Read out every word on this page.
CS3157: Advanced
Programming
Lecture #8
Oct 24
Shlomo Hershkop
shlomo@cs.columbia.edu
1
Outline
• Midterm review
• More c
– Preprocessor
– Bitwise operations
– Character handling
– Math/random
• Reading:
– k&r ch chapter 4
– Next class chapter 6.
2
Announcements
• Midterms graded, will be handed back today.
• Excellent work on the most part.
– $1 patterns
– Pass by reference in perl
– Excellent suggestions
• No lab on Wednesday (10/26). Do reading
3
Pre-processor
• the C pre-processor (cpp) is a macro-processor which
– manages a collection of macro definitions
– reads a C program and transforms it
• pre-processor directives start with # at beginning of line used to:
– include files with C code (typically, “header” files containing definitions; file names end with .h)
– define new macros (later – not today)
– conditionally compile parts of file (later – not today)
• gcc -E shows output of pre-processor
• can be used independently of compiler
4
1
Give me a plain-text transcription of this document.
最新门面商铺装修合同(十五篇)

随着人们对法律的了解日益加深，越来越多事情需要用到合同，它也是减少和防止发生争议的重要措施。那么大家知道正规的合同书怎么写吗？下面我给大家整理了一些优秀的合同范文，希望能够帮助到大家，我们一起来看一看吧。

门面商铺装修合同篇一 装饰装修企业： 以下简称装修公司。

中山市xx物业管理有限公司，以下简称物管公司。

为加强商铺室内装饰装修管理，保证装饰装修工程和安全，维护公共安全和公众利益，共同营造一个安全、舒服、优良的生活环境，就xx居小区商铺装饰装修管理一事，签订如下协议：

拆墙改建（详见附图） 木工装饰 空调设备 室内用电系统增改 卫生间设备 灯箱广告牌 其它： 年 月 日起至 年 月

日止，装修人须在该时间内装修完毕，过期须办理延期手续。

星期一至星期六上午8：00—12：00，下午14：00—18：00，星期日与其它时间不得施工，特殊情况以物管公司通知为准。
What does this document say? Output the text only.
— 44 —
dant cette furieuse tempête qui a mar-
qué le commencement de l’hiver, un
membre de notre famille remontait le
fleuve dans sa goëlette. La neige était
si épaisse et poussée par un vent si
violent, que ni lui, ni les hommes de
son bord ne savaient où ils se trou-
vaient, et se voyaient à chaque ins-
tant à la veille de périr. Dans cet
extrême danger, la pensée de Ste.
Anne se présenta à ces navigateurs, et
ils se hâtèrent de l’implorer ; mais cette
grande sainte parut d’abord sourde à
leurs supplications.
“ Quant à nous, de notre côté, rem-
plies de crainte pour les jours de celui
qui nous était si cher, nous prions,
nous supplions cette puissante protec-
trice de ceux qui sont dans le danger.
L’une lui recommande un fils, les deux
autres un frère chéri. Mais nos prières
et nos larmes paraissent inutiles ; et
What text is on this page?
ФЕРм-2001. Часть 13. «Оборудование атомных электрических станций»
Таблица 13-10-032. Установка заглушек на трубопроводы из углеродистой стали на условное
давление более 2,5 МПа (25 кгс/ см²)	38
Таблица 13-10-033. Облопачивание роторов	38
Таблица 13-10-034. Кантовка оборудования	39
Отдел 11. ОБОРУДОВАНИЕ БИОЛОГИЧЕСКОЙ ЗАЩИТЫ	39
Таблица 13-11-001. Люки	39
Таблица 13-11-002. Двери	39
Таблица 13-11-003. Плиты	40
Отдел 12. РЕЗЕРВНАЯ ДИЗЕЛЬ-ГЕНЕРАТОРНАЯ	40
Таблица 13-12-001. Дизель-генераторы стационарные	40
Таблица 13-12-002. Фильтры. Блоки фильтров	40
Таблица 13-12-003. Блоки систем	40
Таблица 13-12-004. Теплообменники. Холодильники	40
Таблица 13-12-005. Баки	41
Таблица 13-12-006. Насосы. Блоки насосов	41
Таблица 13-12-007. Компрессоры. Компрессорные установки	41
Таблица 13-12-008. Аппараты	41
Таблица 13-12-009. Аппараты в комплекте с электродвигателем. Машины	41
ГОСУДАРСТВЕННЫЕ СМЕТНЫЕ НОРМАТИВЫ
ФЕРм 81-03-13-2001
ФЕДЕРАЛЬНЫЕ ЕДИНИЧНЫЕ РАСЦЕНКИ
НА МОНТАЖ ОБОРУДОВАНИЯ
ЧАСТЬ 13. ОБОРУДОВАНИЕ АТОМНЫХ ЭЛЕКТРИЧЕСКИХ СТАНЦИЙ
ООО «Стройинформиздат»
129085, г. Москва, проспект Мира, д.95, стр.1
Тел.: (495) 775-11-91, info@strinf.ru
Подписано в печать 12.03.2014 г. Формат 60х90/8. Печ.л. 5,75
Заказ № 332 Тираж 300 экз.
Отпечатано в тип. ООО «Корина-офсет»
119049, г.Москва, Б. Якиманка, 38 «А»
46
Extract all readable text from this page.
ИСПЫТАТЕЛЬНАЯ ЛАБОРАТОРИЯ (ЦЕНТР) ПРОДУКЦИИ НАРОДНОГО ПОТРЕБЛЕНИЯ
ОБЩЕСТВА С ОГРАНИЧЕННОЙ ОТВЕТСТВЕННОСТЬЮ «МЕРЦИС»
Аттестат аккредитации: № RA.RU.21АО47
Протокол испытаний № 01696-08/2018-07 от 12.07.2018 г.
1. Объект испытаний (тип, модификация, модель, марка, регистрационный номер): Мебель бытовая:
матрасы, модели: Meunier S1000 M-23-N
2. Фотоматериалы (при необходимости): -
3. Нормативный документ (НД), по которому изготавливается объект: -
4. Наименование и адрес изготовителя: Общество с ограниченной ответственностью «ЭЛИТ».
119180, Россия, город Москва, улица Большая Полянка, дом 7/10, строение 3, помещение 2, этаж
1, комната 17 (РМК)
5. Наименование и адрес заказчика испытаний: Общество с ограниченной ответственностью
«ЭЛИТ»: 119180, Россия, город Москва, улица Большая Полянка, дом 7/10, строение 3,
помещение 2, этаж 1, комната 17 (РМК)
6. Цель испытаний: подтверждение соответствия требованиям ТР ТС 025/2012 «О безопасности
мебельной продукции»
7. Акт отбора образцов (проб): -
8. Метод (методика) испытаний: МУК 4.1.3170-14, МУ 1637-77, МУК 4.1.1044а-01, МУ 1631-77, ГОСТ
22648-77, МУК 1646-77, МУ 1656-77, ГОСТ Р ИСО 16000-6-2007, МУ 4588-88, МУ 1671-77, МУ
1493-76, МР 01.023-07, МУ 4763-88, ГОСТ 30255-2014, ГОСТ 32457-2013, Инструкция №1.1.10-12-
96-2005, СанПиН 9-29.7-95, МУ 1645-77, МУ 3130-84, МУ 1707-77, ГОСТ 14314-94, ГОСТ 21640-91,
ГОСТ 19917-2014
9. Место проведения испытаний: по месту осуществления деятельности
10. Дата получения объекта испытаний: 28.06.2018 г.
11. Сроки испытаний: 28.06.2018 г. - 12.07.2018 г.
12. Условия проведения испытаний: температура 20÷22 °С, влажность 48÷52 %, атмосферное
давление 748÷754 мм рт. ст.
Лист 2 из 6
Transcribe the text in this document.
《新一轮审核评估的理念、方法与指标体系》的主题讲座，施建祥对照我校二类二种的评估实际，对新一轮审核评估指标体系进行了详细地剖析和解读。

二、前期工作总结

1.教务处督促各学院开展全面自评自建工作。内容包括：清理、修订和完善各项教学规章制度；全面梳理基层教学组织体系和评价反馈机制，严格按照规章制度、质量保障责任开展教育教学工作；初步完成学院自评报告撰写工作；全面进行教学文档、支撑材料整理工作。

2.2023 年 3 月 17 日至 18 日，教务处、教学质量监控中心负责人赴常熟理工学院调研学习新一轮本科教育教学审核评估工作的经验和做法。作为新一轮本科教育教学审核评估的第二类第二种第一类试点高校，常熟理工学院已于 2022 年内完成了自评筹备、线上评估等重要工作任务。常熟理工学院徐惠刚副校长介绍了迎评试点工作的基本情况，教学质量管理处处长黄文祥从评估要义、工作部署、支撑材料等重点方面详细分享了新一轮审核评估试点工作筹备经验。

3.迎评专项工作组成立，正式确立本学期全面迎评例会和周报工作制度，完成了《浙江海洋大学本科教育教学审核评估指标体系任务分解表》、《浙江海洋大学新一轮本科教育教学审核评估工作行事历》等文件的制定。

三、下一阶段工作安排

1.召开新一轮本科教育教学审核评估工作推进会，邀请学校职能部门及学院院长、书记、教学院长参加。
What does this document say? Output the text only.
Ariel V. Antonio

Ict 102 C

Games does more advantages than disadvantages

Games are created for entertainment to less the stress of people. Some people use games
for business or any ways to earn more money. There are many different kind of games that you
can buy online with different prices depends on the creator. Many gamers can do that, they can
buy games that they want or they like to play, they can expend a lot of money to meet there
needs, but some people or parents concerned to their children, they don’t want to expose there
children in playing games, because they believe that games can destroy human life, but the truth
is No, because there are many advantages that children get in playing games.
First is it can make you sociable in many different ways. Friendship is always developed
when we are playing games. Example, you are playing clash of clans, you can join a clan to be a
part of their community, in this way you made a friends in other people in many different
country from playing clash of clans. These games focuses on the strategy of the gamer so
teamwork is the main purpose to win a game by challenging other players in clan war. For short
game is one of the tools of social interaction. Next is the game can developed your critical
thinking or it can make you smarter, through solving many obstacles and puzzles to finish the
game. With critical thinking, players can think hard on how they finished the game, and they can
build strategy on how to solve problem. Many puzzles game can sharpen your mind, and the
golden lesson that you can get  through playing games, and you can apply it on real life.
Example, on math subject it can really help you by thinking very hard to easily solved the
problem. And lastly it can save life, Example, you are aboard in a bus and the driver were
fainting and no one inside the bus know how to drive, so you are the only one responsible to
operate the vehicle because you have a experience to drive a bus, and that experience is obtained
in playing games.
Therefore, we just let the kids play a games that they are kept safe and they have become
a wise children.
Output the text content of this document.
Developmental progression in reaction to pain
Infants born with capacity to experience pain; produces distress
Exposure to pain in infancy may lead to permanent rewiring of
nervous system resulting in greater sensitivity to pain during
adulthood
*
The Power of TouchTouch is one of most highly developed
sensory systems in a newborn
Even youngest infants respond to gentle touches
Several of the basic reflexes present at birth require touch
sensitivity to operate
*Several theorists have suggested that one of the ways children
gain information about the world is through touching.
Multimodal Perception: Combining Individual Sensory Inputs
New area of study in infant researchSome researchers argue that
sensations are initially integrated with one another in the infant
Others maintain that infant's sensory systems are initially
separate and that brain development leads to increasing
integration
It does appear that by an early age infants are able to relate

- - - - - - -

• _Required work_:
Give back only a number, the number of lines where the string "комната" occurs.

• _Written solution_:
2